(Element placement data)
□ □ □ □ □ □ □

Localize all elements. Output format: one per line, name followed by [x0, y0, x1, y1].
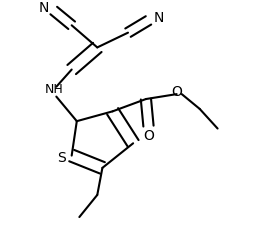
Text: S: S [57, 151, 66, 165]
Text: NH: NH [44, 83, 63, 96]
Text: N: N [154, 11, 164, 25]
Text: N: N [38, 1, 49, 15]
Text: O: O [143, 129, 154, 143]
Text: O: O [171, 85, 182, 99]
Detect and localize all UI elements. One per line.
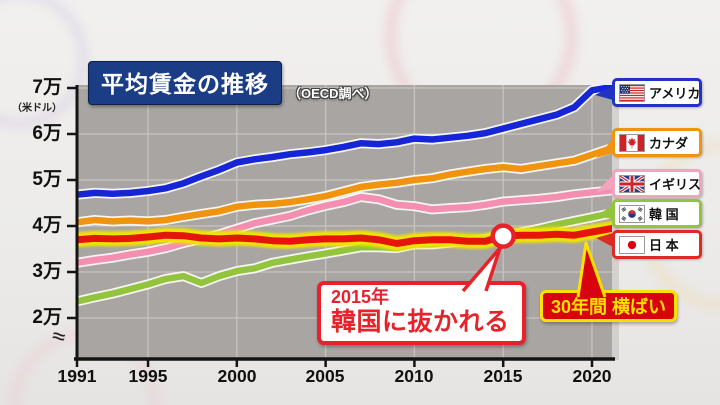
canada-flag-icon [619,133,645,152]
y-tick-label: 3万 [32,261,62,282]
y-axis-unit: （米ドル） [12,103,62,114]
y-tick-label: 2万 [32,307,62,328]
page-title: 平均賃金の推移 [88,61,282,105]
legend-item-uk: イギリス [612,169,702,198]
legend-label: 韓 国 [649,207,679,222]
legend-label: 日 本 [649,238,679,253]
y-tick-label: 6万 [32,123,62,144]
legend-item-canada: カナダ [612,128,702,157]
x-tick-label: 2000 [217,366,257,386]
us-flag-icon [619,83,645,102]
x-tick-label: 2020 [572,366,612,386]
legend-label: アメリカ [649,86,701,101]
legend-item-usa: アメリカ [612,78,702,107]
chart-header: 平均賃金の推移 （OECD調べ） [88,61,378,105]
japan-flag-icon [619,235,645,254]
legend-label: カナダ [649,136,689,151]
x-tick-label: 2015 [483,366,523,386]
source-note: （OECD調べ） [288,86,378,101]
legend-label: イギリス [649,177,702,192]
y-tick-label: 5万 [32,169,62,190]
x-tick-label: 1991 [57,366,97,386]
x-tick-label: 2010 [394,366,434,386]
annotation-overtaken-2015: 2015年 韓国に抜かれる [317,281,526,345]
legend-item-japan: 日 本 [612,230,702,259]
korea-flag-icon [619,204,645,223]
annotation-year: 2015年 [331,287,390,307]
y-tick-label: 7万 [32,77,62,98]
legend-item-korea: 韓 国 [612,199,702,228]
uk-flag-icon [619,174,645,193]
annotation-flat-30yrs: 30年間 横ばい [540,290,677,322]
x-tick-label: 2005 [305,366,345,386]
y-tick-label: 4万 [32,215,62,236]
annotation-text: 韓国に抜かれる [331,308,510,336]
x-tick-label: 1995 [128,366,168,386]
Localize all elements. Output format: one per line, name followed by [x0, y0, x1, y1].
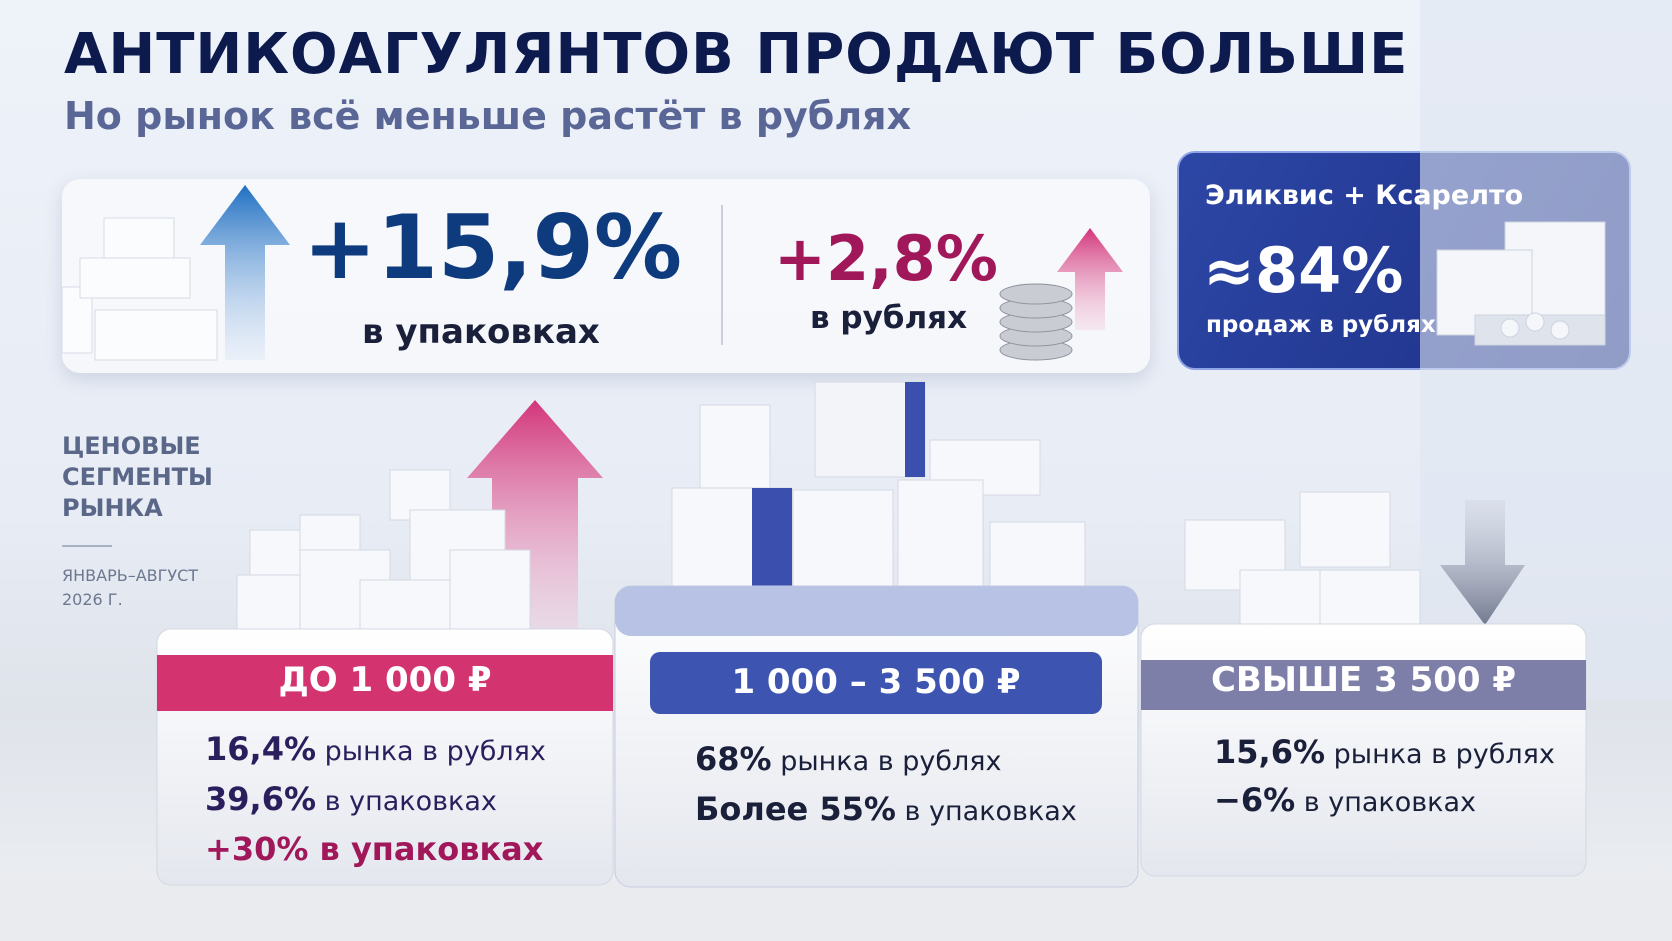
segment-band — [1141, 660, 1586, 710]
stat: Более 55% — [695, 790, 896, 828]
kpi-value: +15,9% — [303, 196, 683, 299]
kpi-label: в рублях — [810, 300, 968, 336]
highlight-label: продаж в рублях — [1206, 312, 1436, 338]
highlight-value: ≈84% — [1203, 234, 1404, 307]
boxes — [236, 381, 1421, 636]
kpi-value: +2,8% — [774, 222, 998, 295]
stat-text: в упаковках — [904, 796, 1077, 827]
down-arrow — [1440, 500, 1525, 625]
segment-label: 1 000 – 3 500 ₽ — [731, 662, 1021, 702]
stat: 15,6% — [1214, 733, 1326, 771]
stat: −6% — [1214, 781, 1296, 819]
side-title: РЫНКА — [62, 494, 163, 522]
stat: 39,6% — [205, 780, 317, 818]
box-accent — [905, 382, 925, 477]
segment-line: 68% рынка в рублях — [695, 740, 1001, 778]
coins-icon — [999, 283, 1073, 361]
segment-line: −6% в упаковках — [1214, 781, 1476, 819]
up-arrow — [200, 185, 290, 360]
stat-text: рынка в рублях — [780, 746, 1002, 777]
period: 2026 Г. — [62, 590, 123, 609]
stat-text: в упаковках — [324, 786, 497, 817]
pack-icon — [1436, 221, 1606, 346]
boxes-icon — [61, 217, 218, 361]
subtitle: Но рынок всё меньше растёт в рублях — [64, 94, 912, 138]
box-accent — [752, 488, 792, 598]
title: АНТИКОАГУЛЯНТОВ ПРОДАЮТ БОЛЬШЕ — [64, 22, 1409, 87]
segment-line: Более 55% в упаковках — [695, 790, 1077, 828]
highlight-title: Эликвис + Ксарелто — [1205, 180, 1524, 211]
up-arrow — [1057, 228, 1123, 330]
segment-line: 16,4% рынка в рублях — [205, 730, 546, 768]
segment-line: 15,6% рынка в рублях — [1214, 733, 1555, 771]
platform-top — [615, 586, 1138, 636]
stat-text: рынка в рублях — [1333, 739, 1555, 770]
segment-label: СВЫШЕ 3 500 ₽ — [1210, 660, 1517, 700]
side-title: СЕГМЕНТЫ — [62, 463, 213, 491]
segment-band — [650, 652, 1102, 714]
stat: 16,4% — [205, 730, 317, 768]
segment-line: 39,6% в упаковках — [205, 780, 497, 818]
stat: 68% — [695, 740, 772, 778]
stat: +30% в упаковках — [205, 830, 544, 868]
period: ЯНВАРЬ–АВГУСТ — [62, 566, 199, 585]
stat-text: рынка в рублях — [324, 736, 546, 767]
segment-band — [157, 655, 613, 711]
kpi-label: в упаковках — [362, 312, 600, 352]
side-title: ЦЕНОВЫЕ — [62, 432, 201, 460]
stat-text: в упаковках — [1303, 787, 1476, 818]
floor — [0, 880, 1672, 941]
segment-label: ДО 1 000 ₽ — [278, 660, 492, 700]
segment-line: +30% в упаковках — [205, 830, 543, 868]
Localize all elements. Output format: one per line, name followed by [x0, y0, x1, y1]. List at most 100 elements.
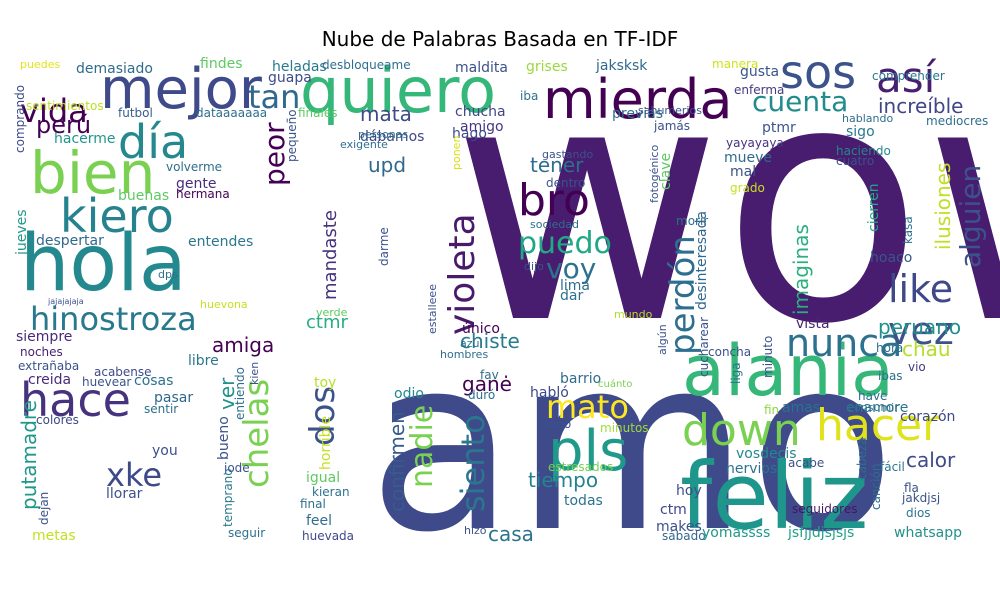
word-15: tan: [248, 78, 300, 116]
word-6: quiero: [300, 54, 496, 127]
word-137: feel: [306, 513, 332, 529]
word-138: huevada: [302, 529, 354, 543]
word-113: dios: [906, 506, 931, 520]
word-19: puedo: [518, 226, 612, 261]
word-126: habló: [530, 385, 569, 401]
word-87: ptmr: [762, 120, 796, 136]
word-56: ver: [215, 377, 239, 410]
word-24: hacer: [816, 400, 941, 451]
word-117: makes: [656, 519, 702, 535]
word-156: libre: [188, 353, 219, 369]
word-141: dejan: [37, 492, 51, 525]
word-94: grado: [730, 181, 765, 195]
word-67: amigo: [460, 119, 504, 135]
word-143: you: [152, 443, 178, 459]
word-157: entiendo: [233, 367, 247, 420]
word-134: igual: [306, 470, 340, 486]
word-131: odio: [394, 386, 424, 402]
word-3: alania: [682, 330, 894, 412]
word-92: mueve: [724, 150, 772, 166]
word-88: mediocres: [926, 114, 988, 128]
word-35: mato: [546, 388, 629, 426]
word-181: mundo: [614, 308, 653, 321]
word-78: hacerme: [54, 131, 116, 147]
word-70: previas: [612, 106, 663, 122]
word-41: tener: [530, 153, 584, 177]
word-159: único: [462, 321, 500, 337]
word-79: fútbol: [118, 106, 153, 120]
word-47: calor: [906, 448, 956, 472]
chart-title: Nube de Palabras Basada en TF-IDF: [321, 27, 679, 51]
word-90: cuatro: [836, 154, 874, 168]
word-185: ponen: [450, 136, 463, 170]
word-91: yayayaya: [726, 136, 784, 150]
word-193: jamás: [653, 119, 690, 133]
word-183: dps: [158, 268, 178, 281]
word-71: gente: [176, 176, 216, 192]
word-59: siempre: [16, 329, 72, 345]
word-166: dijo: [524, 260, 544, 273]
word-189: iba: [520, 89, 538, 103]
word-135: kieran: [312, 485, 350, 499]
word-152: colores: [36, 413, 79, 427]
word-44: ilusiones: [931, 163, 955, 250]
word-149: cosas: [134, 373, 173, 389]
word-52: putamadre: [17, 400, 41, 510]
word-105: amas: [782, 400, 820, 416]
word-196: have: [858, 389, 887, 403]
word-153: creida: [28, 372, 71, 388]
word-110: fácil: [880, 460, 905, 474]
word-122: todas: [564, 493, 603, 509]
word-167: darme: [377, 227, 391, 266]
word-10: hace: [20, 373, 131, 427]
word-170: gastando: [542, 148, 593, 161]
word-158: kien: [248, 362, 261, 385]
word-140: metas: [32, 528, 76, 544]
word-154: extrañaba: [18, 359, 79, 373]
word-46: chau: [902, 337, 951, 361]
word-174: desinteresada: [694, 211, 710, 310]
word-171: clave: [658, 153, 674, 190]
word-17: perú: [36, 111, 91, 139]
word-155: noches: [20, 345, 63, 359]
word-29: alguien: [954, 165, 987, 268]
word-116: ctm: [660, 502, 687, 518]
word-147: pasar: [154, 390, 193, 406]
word-60: demasiado: [76, 61, 153, 77]
word-50: casa: [488, 522, 534, 546]
word-107: nervios: [726, 461, 777, 477]
word-77: sentimientos: [26, 99, 104, 113]
word-119: yomassss: [702, 525, 770, 541]
word-0: wow: [452, 12, 1000, 396]
word-179: concha: [708, 345, 751, 359]
word-25: nunca: [786, 321, 902, 365]
word-32: xke: [106, 456, 162, 494]
word-9: kiero: [60, 189, 174, 243]
word-114: seguidores: [792, 502, 857, 516]
word-62: maldita: [455, 60, 508, 76]
word-69: dábamos: [360, 129, 424, 145]
word-83: enferma: [734, 83, 784, 97]
word-12: hinostroza: [30, 300, 197, 338]
word-73: hermana: [176, 187, 230, 201]
word-100: vio: [908, 360, 926, 374]
word-43: amiga: [212, 333, 274, 357]
word-42: chiste: [460, 329, 520, 353]
word-182: huevona: [200, 298, 248, 311]
word-190: pequeño: [285, 109, 299, 162]
word-151: acabense: [94, 365, 152, 379]
word-188: desbloqueame: [322, 58, 411, 72]
word-130: duró: [468, 388, 495, 402]
word-163: verde: [316, 306, 348, 319]
word-95: cierren: [866, 183, 882, 232]
word-168: sociedad: [530, 218, 579, 231]
word-123: estresados: [548, 460, 613, 474]
word-162: estalleee: [426, 284, 439, 334]
word-27: vez: [888, 309, 954, 353]
word-103: corazón: [900, 409, 955, 425]
word-26: like: [888, 267, 953, 311]
word-109: acabe: [788, 456, 824, 470]
word-144: jode: [223, 461, 250, 475]
word-191: finales: [298, 106, 338, 120]
word-128: cuánto: [598, 378, 632, 390]
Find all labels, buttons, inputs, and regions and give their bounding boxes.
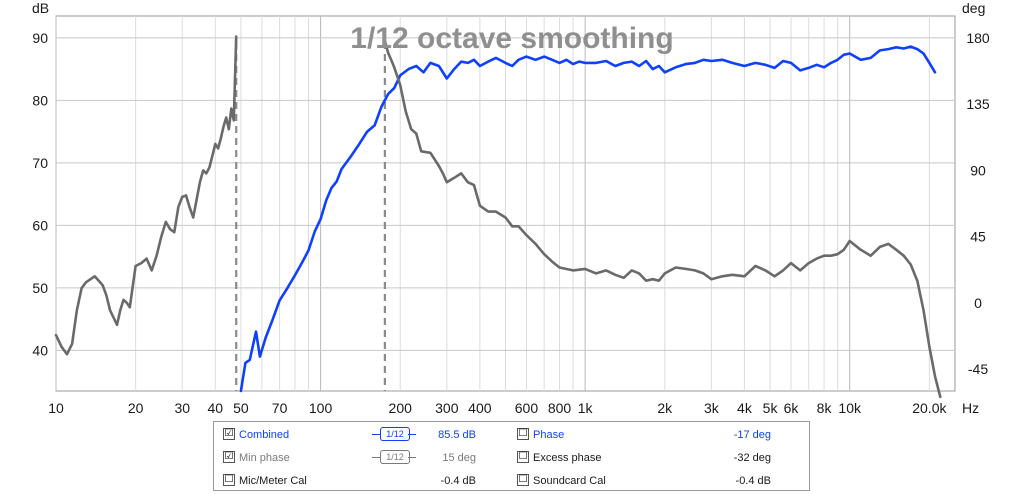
y-left-axis-label: dB (32, 0, 49, 16)
x-tick-label: 400 (468, 400, 492, 416)
y-right-tick-label: -45 (968, 361, 988, 377)
mic-meter-cal-label: Mic/Meter Cal (239, 475, 307, 487)
y-left-tick-label: 40 (32, 342, 48, 358)
min-phase-value: 15 deg (442, 452, 476, 464)
y-left-tick-label: 70 (32, 155, 48, 171)
x-tick-label: 6k (784, 400, 800, 416)
grid-lines (55, 16, 955, 391)
x-tick-label: 300 (435, 400, 459, 416)
mic-meter-cal-checkbox[interactable]: ☐ (223, 474, 235, 486)
series-line-2 (383, 39, 942, 399)
x-tick-label: 20.0k (912, 400, 947, 416)
excess-phase-label: Excess phase (533, 452, 602, 464)
frequency-response-chart: 1/12 octave smoothing dB deg Hz 40 50 60 70… (32, 0, 990, 416)
legend-row-min-phase: ☑ Min phase 1/12 15 deg ☐ Excess phase -… (214, 447, 809, 467)
x-tick-label: 30 (174, 400, 190, 416)
x-tick-label: 800 (548, 400, 572, 416)
phase-value: -17 deg (733, 429, 771, 441)
y-left-tick-label: 60 (32, 217, 48, 233)
x-tick-label: 4k (737, 400, 753, 416)
x-tick-label: 70 (272, 400, 288, 416)
soundcard-cal-value: -0.4 dB (735, 475, 771, 487)
series-line-0 (239, 45, 937, 393)
x-tick-label: 100 (309, 400, 333, 416)
x-tick-label: 200 (389, 400, 413, 416)
combined-smoothing-label: 1/12 (380, 427, 410, 441)
min-phase-smoothing-label: 1/12 (380, 450, 410, 464)
x-axis-unit: Hz (962, 400, 979, 416)
phase-checkbox[interactable]: ☐ (517, 428, 529, 440)
x-tick-label: 2k (657, 400, 673, 416)
excess-phase-value: -32 deg (733, 452, 771, 464)
x-tick-label: 50 (233, 400, 249, 416)
min-phase-label: Min phase (239, 452, 290, 464)
y-right-axis-label: deg (962, 0, 985, 16)
x-tick-label: 1k (578, 400, 594, 416)
chart-title: 1/12 octave smoothing (350, 22, 673, 55)
combined-label: Combined (239, 429, 290, 441)
x-tick-label: 600 (515, 400, 539, 416)
y-right-tick-label: 180 (966, 30, 990, 46)
y-left-tick-label: 80 (32, 92, 48, 108)
x-tick-label: 5k (763, 400, 779, 416)
legend-panel: ☑ Combined 1/12 85.5 dB ☐ Phase -17 deg … (213, 421, 810, 491)
soundcard-cal-checkbox[interactable]: ☐ (517, 474, 529, 486)
x-tick-label: 8k (817, 400, 833, 416)
x-tick-label: 10k (838, 400, 862, 416)
series-layer (54, 35, 942, 399)
x-tick-label: 3k (704, 400, 720, 416)
soundcard-cal-label: Soundcard Cal (533, 475, 606, 487)
combined-value: 85.5 dB (438, 429, 476, 441)
y-right-tick-label: 45 (970, 229, 986, 245)
combined-smoothing-button[interactable]: 1/12 (372, 427, 420, 441)
y-left-tick-label: 50 (32, 280, 48, 296)
series-line-1 (54, 35, 238, 356)
phase-label: Phase (533, 429, 565, 441)
x-tick-label: 40 (207, 400, 223, 416)
x-tick-label: 20 (128, 400, 144, 416)
y-left-tick-labels: 40 50 60 70 80 90 (32, 30, 48, 359)
y-right-tick-label: 135 (966, 96, 990, 112)
combined-checkbox[interactable]: ☑ (223, 428, 235, 440)
min-phase-smoothing-button[interactable]: 1/12 (372, 450, 420, 464)
y-right-tick-labels: -45 0 45 90 135 180 (966, 30, 990, 377)
excess-phase-checkbox[interactable]: ☐ (517, 451, 529, 463)
min-phase-checkbox[interactable]: ☑ (223, 451, 235, 463)
legend-row-combined: ☑ Combined 1/12 85.5 dB ☐ Phase -17 deg (214, 424, 809, 444)
x-tick-label: 10 (48, 400, 64, 416)
y-right-tick-label: 90 (970, 162, 986, 178)
y-right-tick-label: 0 (974, 295, 982, 311)
mic-meter-cal-value: -0.4 dB (440, 475, 476, 487)
legend-row-calibration: ☐ Mic/Meter Cal -0.4 dB ☐ Soundcard Cal … (214, 470, 809, 490)
x-tick-labels: 10 20 30 40 50 70 100 200 300 400 600 800 1k 2k 3k 4k 5k… (48, 400, 947, 416)
marker-lines (235, 42, 386, 391)
y-left-tick-label: 90 (32, 30, 48, 46)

□ □ □ □ □ □ □

Work to complete: Reproduce the stretch of material from the line containing "segment-band — [1141, 660, 1586, 710]" through the line containing "side-title: СЕГМЕНТЫ — [62, 463, 213, 491]", with "stat-text" swapped for "stat-caption" and every other character left unchanged.

Exercise response:
segment-band — [1141, 660, 1586, 710]
stat: Более 55% — [695, 790, 896, 828]
kpi-value: +15,9% — [303, 196, 683, 299]
kpi-label: в рублях — [810, 300, 968, 336]
highlight-label: продаж в рублях — [1206, 312, 1436, 338]
highlight-value: ≈84% — [1203, 234, 1404, 307]
boxes — [236, 381, 1421, 636]
kpi-value: +2,8% — [774, 222, 998, 295]
stat-caption: в упаковках — [904, 796, 1077, 827]
down-arrow — [1440, 500, 1525, 625]
segment-label: 1 000 – 3 500 ₽ — [731, 662, 1021, 702]
stat: 15,6% — [1214, 733, 1326, 771]
stat: −6% — [1214, 781, 1296, 819]
side-title: РЫНКА — [62, 494, 163, 522]
stat: 39,6% — [205, 780, 317, 818]
box-accent — [905, 382, 925, 477]
segment-line: 68% рынка в рублях — [695, 740, 1001, 778]
coins-icon — [999, 283, 1073, 361]
segment-line: −6% в упаковках — [1214, 781, 1476, 819]
up-arrow — [200, 185, 290, 360]
stat-caption: рынка в рублях — [780, 746, 1002, 777]
period: 2026 Г. — [62, 590, 123, 609]
stat-caption: в упаковках — [324, 786, 497, 817]
pack-icon — [1436, 221, 1606, 346]
boxes-icon — [61, 217, 218, 361]
subtitle: Но рынок всё меньше растёт в рублях — [64, 94, 912, 138]
box-accent — [752, 488, 792, 598]
title: АНТИКОАГУЛЯНТОВ ПРОДАЮТ БОЛЬШЕ — [64, 22, 1409, 87]
segment-line: Более 55% в упаковках — [695, 790, 1077, 828]
highlight-title: Эликвис + Ксарелто — [1205, 180, 1524, 211]
up-arrow — [1057, 228, 1123, 330]
segment-line: 16,4% рынка в рублях — [205, 730, 546, 768]
segment-line: 15,6% рынка в рублях — [1214, 733, 1555, 771]
platform-top — [615, 586, 1138, 636]
stat-caption: рынка в рублях — [1333, 739, 1555, 770]
segment-label: СВЫШЕ 3 500 ₽ — [1210, 660, 1517, 700]
side-title: СЕГМЕНТЫ — [62, 463, 213, 491]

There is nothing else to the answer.